— BEGIN Records to use —

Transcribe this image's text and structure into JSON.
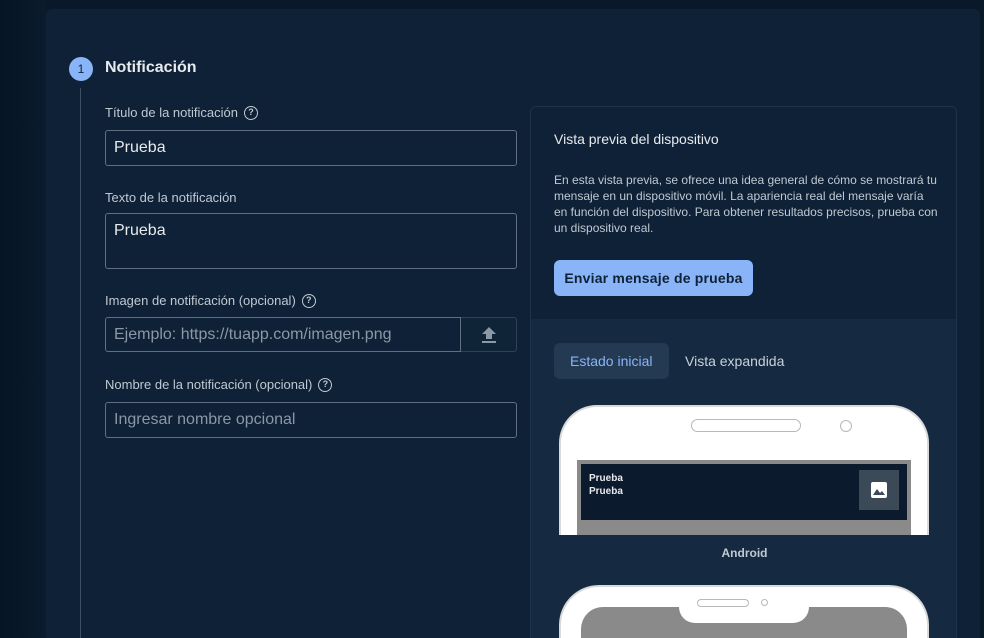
{
  "step": {
    "number": "1",
    "title": "Notificación"
  },
  "form": {
    "title_label": "Título de la notificación",
    "title_value": "Prueba",
    "text_label": "Texto de la notificación",
    "text_value": "Prueba",
    "image_label": "Imagen de notificación (opcional)",
    "image_placeholder": "Ejemplo: https://tuapp.com/imagen.png",
    "name_label": "Nombre de la notificación (opcional)",
    "name_placeholder": "Ingresar nombre opcional"
  },
  "preview": {
    "title": "Vista previa del dispositivo",
    "description": "En esta vista previa, se ofrece una idea general de cómo se mostrará tu mensaje en un dispositivo móvil. La apariencia real del mensaje varía en función del dispositivo. Para obtener resultados precisos, prueba con un dispositivo real.",
    "send_button": "Enviar mensaje de prueba",
    "tabs": [
      {
        "label": "Estado inicial",
        "active": true
      },
      {
        "label": "Vista expandida",
        "active": false
      }
    ],
    "notification_title": "Prueba",
    "notification_text": "Prueba",
    "device_label": "Android"
  },
  "icons": {
    "help": "help-circle-icon",
    "upload": "upload-icon",
    "image": "image-icon"
  },
  "colors": {
    "accent": "#8ab4f8",
    "background": "#0e2136"
  }
}
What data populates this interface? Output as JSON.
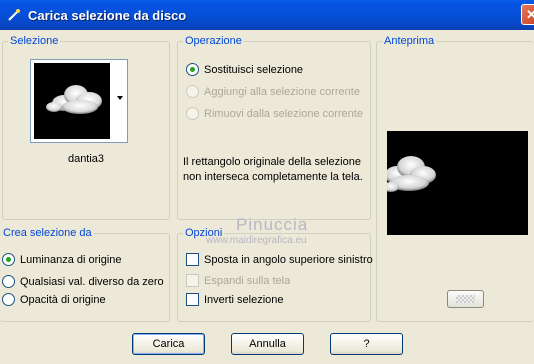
{
  "window": {
    "title": "Carica selezione da disco",
    "close_symbol": "✕"
  },
  "selezione": {
    "label": "Selezione",
    "selected_name": "dantia3"
  },
  "operazione": {
    "label": "Operazione",
    "options": [
      {
        "label": "Sostituisci selezione",
        "checked": true,
        "enabled": true
      },
      {
        "label": "Aggiungi alla selezione corrente",
        "checked": false,
        "enabled": false
      },
      {
        "label": "Rimuovi dalla selezione corrente",
        "checked": false,
        "enabled": false
      }
    ],
    "message_line1": "Il rettangolo originale della selezione",
    "message_line2": "non interseca completamente la tela."
  },
  "anteprima": {
    "label": "Anteprima"
  },
  "crea": {
    "label": "Crea selezione da",
    "options": [
      {
        "label": "Luminanza di origine",
        "checked": true
      },
      {
        "label": "Qualsiasi val. diverso da zero",
        "checked": false
      },
      {
        "label": "Opacità di origine",
        "checked": false
      }
    ]
  },
  "opzioni": {
    "label": "Opzioni",
    "items": [
      {
        "label": "Sposta in angolo superiore sinistro",
        "checked": false,
        "enabled": true
      },
      {
        "label": "Espandi sulla tela",
        "checked": false,
        "enabled": false
      },
      {
        "label": "Inverti selezione",
        "checked": false,
        "enabled": true
      }
    ]
  },
  "buttons": {
    "load": "Carica",
    "cancel": "Annulla",
    "help": "?"
  },
  "watermark": {
    "line1": "Pinuccia",
    "line2": "www.maidiregrafica.eu"
  },
  "colors": {
    "titlebar": "#0554e3",
    "group_label": "#0046d5",
    "dialog_bg": "#ece9d8"
  }
}
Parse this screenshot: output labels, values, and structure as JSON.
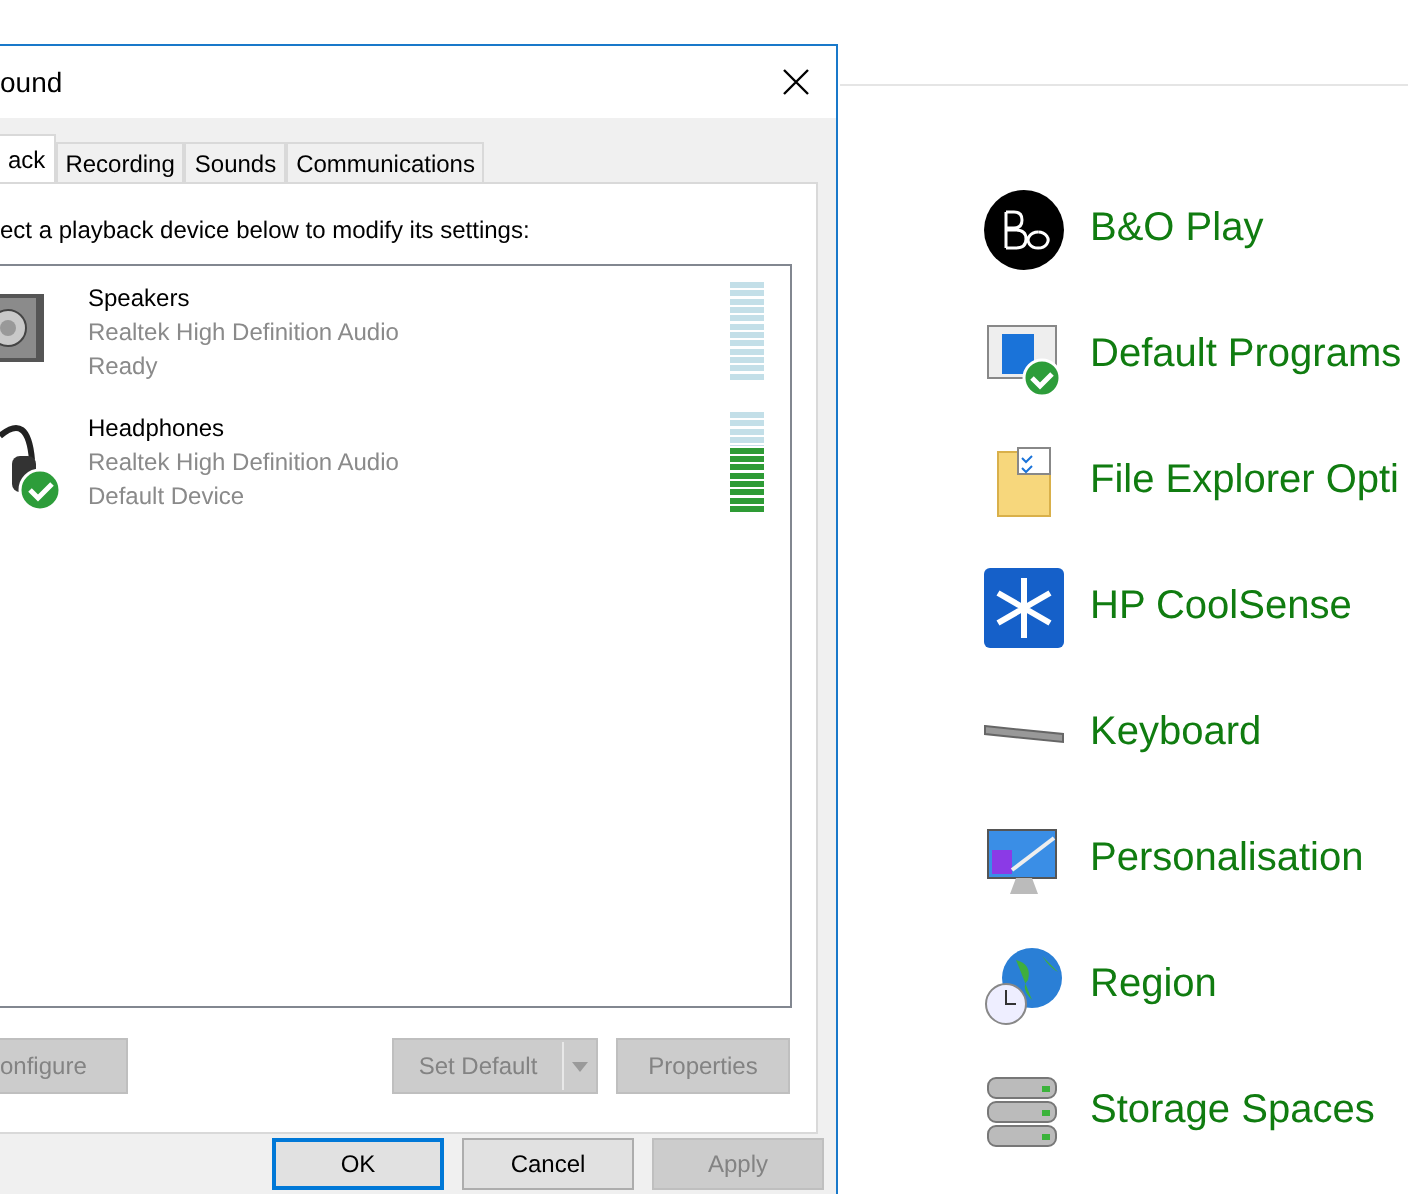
{
  "dialog": {
    "title": "ound",
    "tabs": [
      {
        "label": "ack",
        "selected": true
      },
      {
        "label": "Recording",
        "selected": false
      },
      {
        "label": "Sounds",
        "selected": false
      },
      {
        "label": "Communications",
        "selected": false
      }
    ],
    "instruction": "ect a playback device below to modify its settings:",
    "devices": [
      {
        "kind": "speaker",
        "name": "Speakers",
        "driver": "Realtek High Definition Audio",
        "status": "Ready",
        "default": false,
        "level": 0
      },
      {
        "kind": "headphones",
        "name": "Headphones",
        "driver": "Realtek High Definition Audio",
        "status": "Default Device",
        "default": true,
        "level": 0.67
      }
    ],
    "device_buttons": [
      {
        "kind": "plain",
        "label": "onfigure",
        "disabled": true
      },
      {
        "kind": "split",
        "label": "Set Default",
        "disabled": true
      },
      {
        "kind": "plain",
        "label": "Properties",
        "disabled": true
      }
    ],
    "buttons": [
      {
        "label": "OK",
        "default": true,
        "disabled": false
      },
      {
        "label": "Cancel",
        "default": false,
        "disabled": false
      },
      {
        "label": "Apply",
        "default": false,
        "disabled": true
      }
    ]
  },
  "control_panel": {
    "items": [
      {
        "kind": "bo",
        "label": "B&O Play"
      },
      {
        "kind": "default-programs",
        "label": "Default Programs"
      },
      {
        "kind": "folder-options",
        "label": "File Explorer Opti"
      },
      {
        "kind": "snowflake",
        "label": "HP CoolSense"
      },
      {
        "kind": "keyboard",
        "label": "Keyboard"
      },
      {
        "kind": "monitor",
        "label": "Personalisation"
      },
      {
        "kind": "globe",
        "label": "Region"
      },
      {
        "kind": "drives",
        "label": "Storage Spaces"
      }
    ]
  }
}
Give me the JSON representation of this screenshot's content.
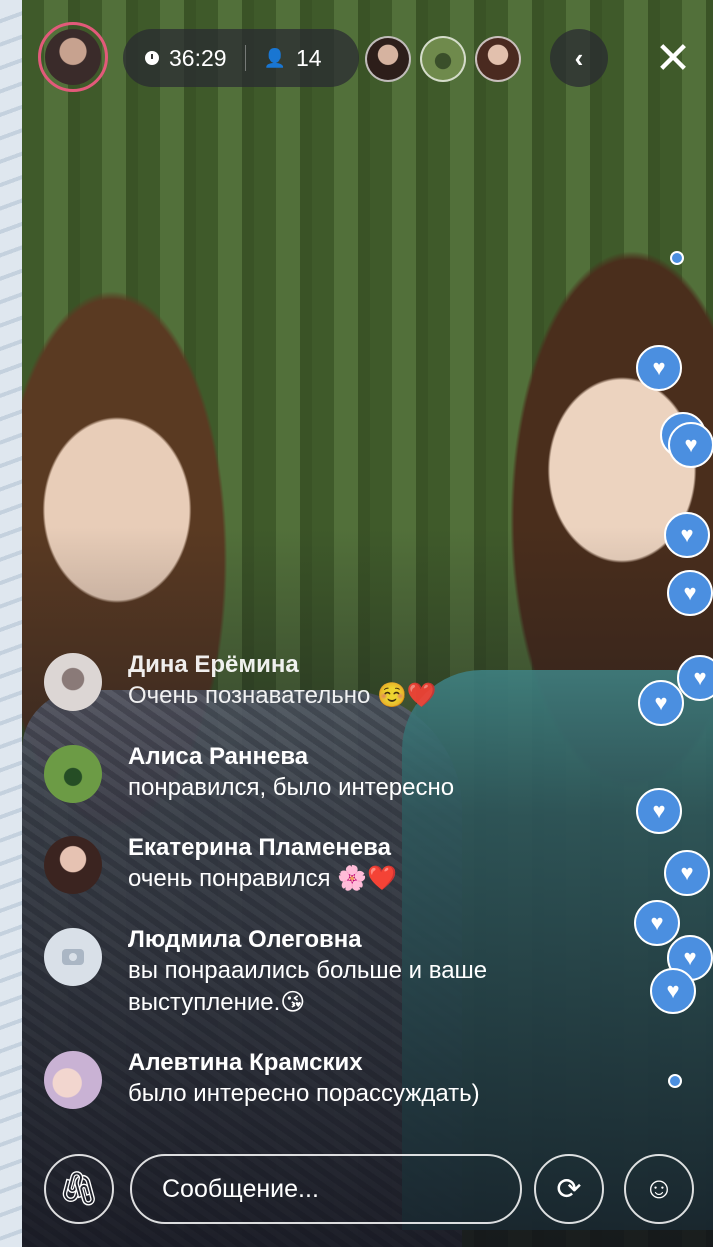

— END Records to use —

Can you retype every record above exactly, leaving out the pictures?

Transcribe this image's text and structure into JSON.
{
  "step": {
    "number": "1",
    "title": "Notificación"
  },
  "form": {
    "title_label": "Título de la notificación",
    "title_value": "Prueba",
    "text_label": "Texto de la notificación",
    "text_value": "Prueba",
    "image_label": "Imagen de notificación (opcional)",
    "image_placeholder": "Ejemplo: https://tuapp.com/imagen.png",
    "name_label": "Nombre de la notificación (opcional)",
    "name_placeholder": "Ingresar nombre opcional"
  },
  "preview": {
    "title": "Vista previa del dispositivo",
    "description": "En esta vista previa, se ofrece una idea general de cómo se mostrará tu mensaje en un dispositivo móvil. La apariencia real del mensaje varía en función del dispositivo. Para obtener resultados precisos, prueba con un dispositivo real.",
    "send_button": "Enviar mensaje de prueba",
    "tabs": [
      {
        "label": "Estado inicial",
        "active": true
      },
      {
        "label": "Vista expandida",
        "active": false
      }
    ],
    "notification_title": "Prueba",
    "notification_text": "Prueba",
    "device_label": "Android"
  },
  "icons": {
    "help": "help-circle-icon",
    "upload": "upload-icon",
    "image": "image-icon"
  },
  "colors": {
    "accent": "#8ab4f8",
    "background": "#0e2136"
  }
}
What data populates this interface? Output as JSON.
{
  "window": {
    "title": "Carica selezione da disco",
    "close_symbol": "✕"
  },
  "selezione": {
    "label": "Selezione",
    "selected_name": "dantia3"
  },
  "operazione": {
    "label": "Operazione",
    "options": [
      {
        "label": "Sostituisci selezione",
        "checked": true,
        "enabled": true
      },
      {
        "label": "Aggiungi alla selezione corrente",
        "checked": false,
        "enabled": false
      },
      {
        "label": "Rimuovi dalla selezione corrente",
        "checked": false,
        "enabled": false
      }
    ],
    "message_line1": "Il rettangolo originale della selezione",
    "message_line2": "non interseca completamente la tela."
  },
  "anteprima": {
    "label": "Anteprima"
  },
  "crea": {
    "label": "Crea selezione da",
    "options": [
      {
        "label": "Luminanza di origine",
        "checked": true
      },
      {
        "label": "Qualsiasi val. diverso da zero",
        "checked": false
      },
      {
        "label": "Opacità di origine",
        "checked": false
      }
    ]
  },
  "opzioni": {
    "label": "Opzioni",
    "items": [
      {
        "label": "Sposta in angolo superiore sinistro",
        "checked": false,
        "enabled": true
      },
      {
        "label": "Espandi sulla tela",
        "checked": false,
        "enabled": false
      },
      {
        "label": "Inverti selezione",
        "checked": false,
        "enabled": true
      }
    ]
  },
  "buttons": {
    "load": "Carica",
    "cancel": "Annulla",
    "help": "?"
  },
  "watermark": {
    "line1": "Pinuccia",
    "line2": "www.maidiregrafica.eu"
  },
  "colors": {
    "titlebar": "#0554e3",
    "group_label": "#0046d5",
    "dialog_bg": "#ece9d8"
  }
}
Parse this screenshot: output labels, values, and structure as JSON.
{
  "dialog": {
    "title": "ound",
    "tabs": [
      {
        "label": "ack",
        "selected": true
      },
      {
        "label": "Recording",
        "selected": false
      },
      {
        "label": "Sounds",
        "selected": false
      },
      {
        "label": "Communications",
        "selected": false
      }
    ],
    "instruction": "ect a playback device below to modify its settings:",
    "devices": [
      {
        "kind": "speaker",
        "name": "Speakers",
        "driver": "Realtek High Definition Audio",
        "status": "Ready",
        "default": false,
        "level": 0
      },
      {
        "kind": "headphones",
        "name": "Headphones",
        "driver": "Realtek High Definition Audio",
        "status": "Default Device",
        "default": true,
        "level": 0.67
      }
    ],
    "device_buttons": [
      {
        "kind": "plain",
        "label": "onfigure",
        "disabled": true
      },
      {
        "kind": "split",
        "label": "Set Default",
        "disabled": true
      },
      {
        "kind": "plain",
        "label": "Properties",
        "disabled": true
      }
    ],
    "buttons": [
      {
        "label": "OK",
        "default": true,
        "disabled": false
      },
      {
        "label": "Cancel",
        "default": false,
        "disabled": false
      },
      {
        "label": "Apply",
        "default": false,
        "disabled": true
      }
    ]
  },
  "control_panel": {
    "items": [
      {
        "kind": "bo",
        "label": "B&O Play"
      },
      {
        "kind": "default-programs",
        "label": "Default Programs"
      },
      {
        "kind": "folder-options",
        "label": "File Explorer Opti"
      },
      {
        "kind": "snowflake",
        "label": "HP CoolSense"
      },
      {
        "kind": "keyboard",
        "label": "Keyboard"
      },
      {
        "kind": "monitor",
        "label": "Personalisation"
      },
      {
        "kind": "globe",
        "label": "Region"
      },
      {
        "kind": "drives",
        "label": "Storage Spaces"
      }
    ]
  }
}
Give me the JSON representation of this screenshot's content.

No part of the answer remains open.